**** Listed entries ****

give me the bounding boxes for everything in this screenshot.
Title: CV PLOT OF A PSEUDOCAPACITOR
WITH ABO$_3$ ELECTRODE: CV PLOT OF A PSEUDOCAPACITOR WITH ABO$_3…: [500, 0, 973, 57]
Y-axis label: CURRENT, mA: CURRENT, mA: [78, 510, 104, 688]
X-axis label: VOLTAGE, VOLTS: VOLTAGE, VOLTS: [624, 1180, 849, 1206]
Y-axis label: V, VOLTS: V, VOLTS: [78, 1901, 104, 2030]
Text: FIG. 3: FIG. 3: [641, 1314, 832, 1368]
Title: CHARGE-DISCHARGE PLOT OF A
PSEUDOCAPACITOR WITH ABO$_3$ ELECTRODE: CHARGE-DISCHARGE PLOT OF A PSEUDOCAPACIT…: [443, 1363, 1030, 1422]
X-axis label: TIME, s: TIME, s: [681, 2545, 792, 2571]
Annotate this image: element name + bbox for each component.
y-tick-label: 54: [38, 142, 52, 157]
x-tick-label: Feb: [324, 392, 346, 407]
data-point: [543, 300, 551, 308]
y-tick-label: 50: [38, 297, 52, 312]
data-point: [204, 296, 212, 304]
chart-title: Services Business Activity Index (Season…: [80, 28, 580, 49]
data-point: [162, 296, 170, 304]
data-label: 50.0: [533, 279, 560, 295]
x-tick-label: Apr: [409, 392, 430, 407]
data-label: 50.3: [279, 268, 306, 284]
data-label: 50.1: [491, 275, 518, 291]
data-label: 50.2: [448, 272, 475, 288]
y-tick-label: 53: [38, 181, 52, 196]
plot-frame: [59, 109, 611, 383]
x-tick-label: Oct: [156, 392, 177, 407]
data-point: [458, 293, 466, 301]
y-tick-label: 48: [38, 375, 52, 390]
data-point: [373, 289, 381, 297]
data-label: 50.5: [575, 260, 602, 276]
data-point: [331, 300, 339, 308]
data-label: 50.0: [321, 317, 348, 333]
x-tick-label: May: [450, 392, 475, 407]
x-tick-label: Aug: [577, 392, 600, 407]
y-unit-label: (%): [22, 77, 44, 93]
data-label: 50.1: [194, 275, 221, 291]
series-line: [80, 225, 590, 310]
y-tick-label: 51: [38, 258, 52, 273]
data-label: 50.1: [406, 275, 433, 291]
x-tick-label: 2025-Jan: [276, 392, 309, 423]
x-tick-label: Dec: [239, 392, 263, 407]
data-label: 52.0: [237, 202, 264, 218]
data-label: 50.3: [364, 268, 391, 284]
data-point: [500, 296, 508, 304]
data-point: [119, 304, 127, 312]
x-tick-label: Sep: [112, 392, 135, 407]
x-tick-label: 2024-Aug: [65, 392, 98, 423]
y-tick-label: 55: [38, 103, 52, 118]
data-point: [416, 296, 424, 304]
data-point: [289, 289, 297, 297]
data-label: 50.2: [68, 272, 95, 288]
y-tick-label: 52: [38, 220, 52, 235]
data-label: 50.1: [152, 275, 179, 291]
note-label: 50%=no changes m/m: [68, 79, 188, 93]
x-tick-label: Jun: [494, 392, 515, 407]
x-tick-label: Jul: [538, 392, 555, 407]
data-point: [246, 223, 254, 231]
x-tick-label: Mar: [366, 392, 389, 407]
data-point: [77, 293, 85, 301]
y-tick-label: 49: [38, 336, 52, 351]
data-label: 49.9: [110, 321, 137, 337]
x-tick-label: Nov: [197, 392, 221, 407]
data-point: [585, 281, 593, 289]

****

Task description :: Arrange every line of the items above as a numbered list, omitting any blank lines.

Output for this exercise ::
1. give me the bounding boxes for everything in this screenshot.
2. Title: CV PLOT OF A PSEUDOCAPACITOR
3. WITH ABO$_3$ ELECTRODE: CV PLOT OF A PSEUDOCAPACITOR WITH ABO$_3…: [500, 0, 973, 57]
4. Y-axis label: CURRENT, mA: CURRENT, mA: [78, 510, 104, 688]
5. X-axis label: VOLTAGE, VOLTS: VOLTAGE, VOLTS: [624, 1180, 849, 1206]
6. Y-axis label: V, VOLTS: V, VOLTS: [78, 1901, 104, 2030]
7. Text: FIG. 3: FIG. 3: [641, 1314, 832, 1368]
8. Title: CHARGE-DISCHARGE PLOT OF A
9. PSEUDOCAPACITOR WITH ABO$_3$ ELECTRODE: CHARGE-DISCHARGE PLOT OF A PSEUDOCAPACIT…: [443, 1363, 1030, 1422]
10. X-axis label: TIME, s: TIME, s: [681, 2545, 792, 2571]
11. Annotate this image: element name + bbox for each component.
12. y-tick-label: 54: [38, 142, 52, 157]
13. x-tick-label: Feb: [324, 392, 346, 407]
14. data-point: [543, 300, 551, 308]
15. y-tick-label: 50: [38, 297, 52, 312]
16. data-point: [204, 296, 212, 304]
17. chart-title: Services Business Activity Index (Season…: [80, 28, 580, 49]
18. data-point: [162, 296, 170, 304]
19. data-label: 50.0: [533, 279, 560, 295]
20. x-tick-label: Apr: [409, 392, 430, 407]
21. data-label: 50.3: [279, 268, 306, 284]
22. data-label: 50.1: [491, 275, 518, 291]
23. data-label: 50.2: [448, 272, 475, 288]
24. y-tick-label: 53: [38, 181, 52, 196]
25. plot-frame: [59, 109, 611, 383]
26. x-tick-label: Oct: [156, 392, 177, 407]
27. data-point: [458, 293, 466, 301]
28. y-tick-label: 48: [38, 375, 52, 390]
29. data-point: [373, 289, 381, 297]
30. data-label: 50.5: [575, 260, 602, 276]
31. data-point: [331, 300, 339, 308]
32. data-label: 50.0: [321, 317, 348, 333]
33. x-tick-label: May: [450, 392, 475, 407]
34. x-tick-label: Aug: [577, 392, 600, 407]
35. y-unit-label: (%): [22, 77, 44, 93]
36. data-label: 50.1: [194, 275, 221, 291]
37. series-line: [80, 225, 590, 310]
38. y-tick-label: 51: [38, 258, 52, 273]
39. data-label: 50.1: [406, 275, 433, 291]
40. x-tick-label: 2025-Jan: [276, 392, 309, 423]
41. x-tick-label: Dec: [239, 392, 263, 407]
42. data-label: 52.0: [237, 202, 264, 218]
43. data-label: 50.3: [364, 268, 391, 284]
44. data-point: [500, 296, 508, 304]
45. data-point: [119, 304, 127, 312]
46. x-tick-label: Sep: [112, 392, 135, 407]
47. x-tick-label: 2024-Aug: [65, 392, 98, 423]
48. y-tick-label: 55: [38, 103, 52, 118]
49. data-point: [416, 296, 424, 304]
50. data-point: [289, 289, 297, 297]
51. data-label: 50.2: [68, 272, 95, 288]
52. y-tick-label: 52: [38, 220, 52, 235]
53. data-label: 50.1: [152, 275, 179, 291]
54. note-label: 50%=no changes m/m: [68, 79, 188, 93]
55. x-tick-label: Jun: [494, 392, 515, 407]
56. x-tick-label: Jul: [538, 392, 555, 407]
57. data-point: [246, 223, 254, 231]
58. x-tick-label: Mar: [366, 392, 389, 407]
59. data-point: [77, 293, 85, 301]
60. y-tick-label: 49: [38, 336, 52, 351]
61. data-label: 49.9: [110, 321, 137, 337]
62. x-tick-label: Nov: [197, 392, 221, 407]
63. data-point: [585, 281, 593, 289]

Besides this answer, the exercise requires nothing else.